REQUIREMENTS:
Give the entries again, word for word.

**** INPUT

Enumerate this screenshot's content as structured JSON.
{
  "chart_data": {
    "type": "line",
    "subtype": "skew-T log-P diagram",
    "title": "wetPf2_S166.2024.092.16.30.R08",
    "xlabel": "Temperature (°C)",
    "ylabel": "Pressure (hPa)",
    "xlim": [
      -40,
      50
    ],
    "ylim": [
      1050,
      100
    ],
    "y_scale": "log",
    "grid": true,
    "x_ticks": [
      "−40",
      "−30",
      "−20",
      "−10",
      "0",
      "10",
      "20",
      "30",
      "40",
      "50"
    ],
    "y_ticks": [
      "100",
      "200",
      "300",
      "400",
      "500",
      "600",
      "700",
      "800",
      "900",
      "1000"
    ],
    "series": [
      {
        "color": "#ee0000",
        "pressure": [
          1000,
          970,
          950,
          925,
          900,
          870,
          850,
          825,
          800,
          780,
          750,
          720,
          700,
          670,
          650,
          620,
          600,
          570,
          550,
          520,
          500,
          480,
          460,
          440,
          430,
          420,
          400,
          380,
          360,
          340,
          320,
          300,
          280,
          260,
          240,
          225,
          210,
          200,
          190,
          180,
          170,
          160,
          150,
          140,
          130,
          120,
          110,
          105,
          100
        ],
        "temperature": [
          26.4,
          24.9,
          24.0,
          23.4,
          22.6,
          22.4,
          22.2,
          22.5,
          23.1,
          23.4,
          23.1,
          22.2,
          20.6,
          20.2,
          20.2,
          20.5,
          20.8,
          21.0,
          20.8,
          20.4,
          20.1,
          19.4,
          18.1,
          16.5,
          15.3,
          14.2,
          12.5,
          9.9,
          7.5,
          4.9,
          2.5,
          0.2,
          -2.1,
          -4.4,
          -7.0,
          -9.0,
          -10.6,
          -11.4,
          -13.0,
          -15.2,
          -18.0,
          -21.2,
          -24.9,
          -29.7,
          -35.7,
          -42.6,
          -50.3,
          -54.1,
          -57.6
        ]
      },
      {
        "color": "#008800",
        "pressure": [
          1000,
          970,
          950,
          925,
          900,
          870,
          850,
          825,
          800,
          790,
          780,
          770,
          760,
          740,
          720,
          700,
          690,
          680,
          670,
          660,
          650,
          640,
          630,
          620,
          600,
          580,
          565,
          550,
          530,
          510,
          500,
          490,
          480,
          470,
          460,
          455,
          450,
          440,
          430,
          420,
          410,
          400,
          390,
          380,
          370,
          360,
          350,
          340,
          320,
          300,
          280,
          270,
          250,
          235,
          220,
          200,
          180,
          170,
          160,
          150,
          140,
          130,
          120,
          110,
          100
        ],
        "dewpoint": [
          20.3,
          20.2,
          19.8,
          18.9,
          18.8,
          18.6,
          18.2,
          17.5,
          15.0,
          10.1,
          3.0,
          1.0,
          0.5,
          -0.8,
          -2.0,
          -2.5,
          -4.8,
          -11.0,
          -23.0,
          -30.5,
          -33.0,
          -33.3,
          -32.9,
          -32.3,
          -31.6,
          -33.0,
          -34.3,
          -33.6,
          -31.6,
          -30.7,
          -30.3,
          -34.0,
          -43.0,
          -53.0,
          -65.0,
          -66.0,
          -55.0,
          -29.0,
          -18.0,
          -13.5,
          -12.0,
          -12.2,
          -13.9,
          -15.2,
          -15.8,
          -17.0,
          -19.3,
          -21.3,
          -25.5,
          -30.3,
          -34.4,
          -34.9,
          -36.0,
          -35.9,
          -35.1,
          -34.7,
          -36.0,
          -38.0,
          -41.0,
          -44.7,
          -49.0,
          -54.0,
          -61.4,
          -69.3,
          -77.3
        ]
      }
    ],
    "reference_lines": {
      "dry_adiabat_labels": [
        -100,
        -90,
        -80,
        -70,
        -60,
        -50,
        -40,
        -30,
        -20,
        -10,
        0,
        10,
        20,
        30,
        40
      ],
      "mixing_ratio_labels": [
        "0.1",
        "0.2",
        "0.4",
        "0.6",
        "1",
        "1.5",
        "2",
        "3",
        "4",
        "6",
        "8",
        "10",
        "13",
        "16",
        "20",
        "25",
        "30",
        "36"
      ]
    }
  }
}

********

EXERCISE OUTPUT:
Enumerate this screenshot's content as structured JSON.
{
  "chart_data": {
    "type": "line",
    "subtype": "skew-T log-P diagram",
    "title": "wetPf2_S166.2024.092.16.30.R08",
    "xlabel": "Temperature (°C)",
    "ylabel": "Pressure (hPa)",
    "xlim": [
      -40,
      50
    ],
    "ylim": [
      1050,
      100
    ],
    "y_scale": "log",
    "grid": true,
    "x_ticks": [
      "−40",
      "−30",
      "−20",
      "−10",
      "0",
      "10",
      "20",
      "30",
      "40",
      "50"
    ],
    "y_ticks": [
      "100",
      "200",
      "300",
      "400",
      "500",
      "600",
      "700",
      "800",
      "900",
      "1000"
    ],
    "series": [
      {
        "color": "#ee0000",
        "pressure": [
          1000,
          970,
          950,
          925,
          900,
          870,
          850,
          825,
          800,
          780,
          750,
          720,
          700,
          670,
          650,
          620,
          600,
          570,
          550,
          520,
          500,
          480,
          460,
          440,
          430,
          420,
          400,
          380,
          360,
          340,
          320,
          300,
          280,
          260,
          240,
          225,
          210,
          200,
          190,
          180,
          170,
          160,
          150,
          140,
          130,
          120,
          110,
          105,
          100
        ],
        "temperature": [
          26.4,
          24.9,
          24.0,
          23.4,
          22.6,
          22.4,
          22.2,
          22.5,
          23.1,
          23.4,
          23.1,
          22.2,
          20.6,
          20.2,
          20.2,
          20.5,
          20.8,
          21.0,
          20.8,
          20.4,
          20.1,
          19.4,
          18.1,
          16.5,
          15.3,
          14.2,
          12.5,
          9.9,
          7.5,
          4.9,
          2.5,
          0.2,
          -2.1,
          -4.4,
          -7.0,
          -9.0,
          -10.6,
          -11.4,
          -13.0,
          -15.2,
          -18.0,
          -21.2,
          -24.9,
          -29.7,
          -35.7,
          -42.6,
          -50.3,
          -54.1,
          -57.6
        ]
      },
      {
        "color": "#008800",
        "pressure": [
          1000,
          970,
          950,
          925,
          900,
          870,
          850,
          825,
          800,
          790,
          780,
          770,
          760,
          740,
          720,
          700,
          690,
          680,
          670,
          660,
          650,
          640,
          630,
          620,
          600,
          580,
          565,
          550,
          530,
          510,
          500,
          490,
          480,
          470,
          460,
          455,
          450,
          440,
          430,
          420,
          410,
          400,
          390,
          380,
          370,
          360,
          350,
          340,
          320,
          300,
          280,
          270,
          250,
          235,
          220,
          200,
          180,
          170,
          160,
          150,
          140,
          130,
          120,
          110,
          100
        ],
        "dewpoint": [
          20.3,
          20.2,
          19.8,
          18.9,
          18.8,
          18.6,
          18.2,
          17.5,
          15.0,
          10.1,
          3.0,
          1.0,
          0.5,
          -0.8,
          -2.0,
          -2.5,
          -4.8,
          -11.0,
          -23.0,
          -30.5,
          -33.0,
          -33.3,
          -32.9,
          -32.3,
          -31.6,
          -33.0,
          -34.3,
          -33.6,
          -31.6,
          -30.7,
          -30.3,
          -34.0,
          -43.0,
          -53.0,
          -65.0,
          -66.0,
          -55.0,
          -29.0,
          -18.0,
          -13.5,
          -12.0,
          -12.2,
          -13.9,
          -15.2,
          -15.8,
          -17.0,
          -19.3,
          -21.3,
          -25.5,
          -30.3,
          -34.4,
          -34.9,
          -36.0,
          -35.9,
          -35.1,
          -34.7,
          -36.0,
          -38.0,
          -41.0,
          -44.7,
          -49.0,
          -54.0,
          -61.4,
          -69.3,
          -77.3
        ]
      }
    ],
    "reference_lines": {
      "dry_adiabat_labels": [
        -100,
        -90,
        -80,
        -70,
        -60,
        -50,
        -40,
        -30,
        -20,
        -10,
        0,
        10,
        20,
        30,
        40
      ],
      "mixing_ratio_labels": [
        "0.1",
        "0.2",
        "0.4",
        "0.6",
        "1",
        "1.5",
        "2",
        "3",
        "4",
        "6",
        "8",
        "10",
        "13",
        "16",
        "20",
        "25",
        "30",
        "36"
      ]
    }
  }
}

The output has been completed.